▶ _Problem_
Extract each line of the data below exactly as written.

(Extracted records)
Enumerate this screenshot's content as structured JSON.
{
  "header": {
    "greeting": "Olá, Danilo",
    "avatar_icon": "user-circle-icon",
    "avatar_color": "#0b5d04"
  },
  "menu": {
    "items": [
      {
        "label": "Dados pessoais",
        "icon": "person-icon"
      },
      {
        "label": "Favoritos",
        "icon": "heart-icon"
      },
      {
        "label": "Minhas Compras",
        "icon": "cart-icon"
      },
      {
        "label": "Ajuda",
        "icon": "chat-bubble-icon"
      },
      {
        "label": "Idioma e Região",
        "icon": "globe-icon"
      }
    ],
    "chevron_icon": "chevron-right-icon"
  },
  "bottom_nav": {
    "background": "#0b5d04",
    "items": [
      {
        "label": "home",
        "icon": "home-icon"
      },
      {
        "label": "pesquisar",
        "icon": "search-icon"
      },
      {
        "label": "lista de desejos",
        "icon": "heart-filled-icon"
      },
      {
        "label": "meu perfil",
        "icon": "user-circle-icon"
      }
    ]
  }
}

▶ _Reply_
Enumerate this screenshot's content as structured JSON.
{
  "header": {
    "greeting": "Olá, Danilo",
    "avatar_icon": "user-circle-icon",
    "avatar_color": "#0b5d04"
  },
  "menu": {
    "items": [
      {
        "label": "Dados pessoais",
        "icon": "person-icon"
      },
      {
        "label": "Favoritos",
        "icon": "heart-icon"
      },
      {
        "label": "Minhas Compras",
        "icon": "cart-icon"
      },
      {
        "label": "Ajuda",
        "icon": "chat-bubble-icon"
      },
      {
        "label": "Idioma e Região",
        "icon": "globe-icon"
      }
    ],
    "chevron_icon": "chevron-right-icon"
  },
  "bottom_nav": {
    "background": "#0b5d04",
    "items": [
      {
        "label": "home",
        "icon": "home-icon"
      },
      {
        "label": "pesquisar",
        "icon": "search-icon"
      },
      {
        "label": "lista de desejos",
        "icon": "heart-filled-icon"
      },
      {
        "label": "meu perfil",
        "icon": "user-circle-icon"
      }
    ]
  }
}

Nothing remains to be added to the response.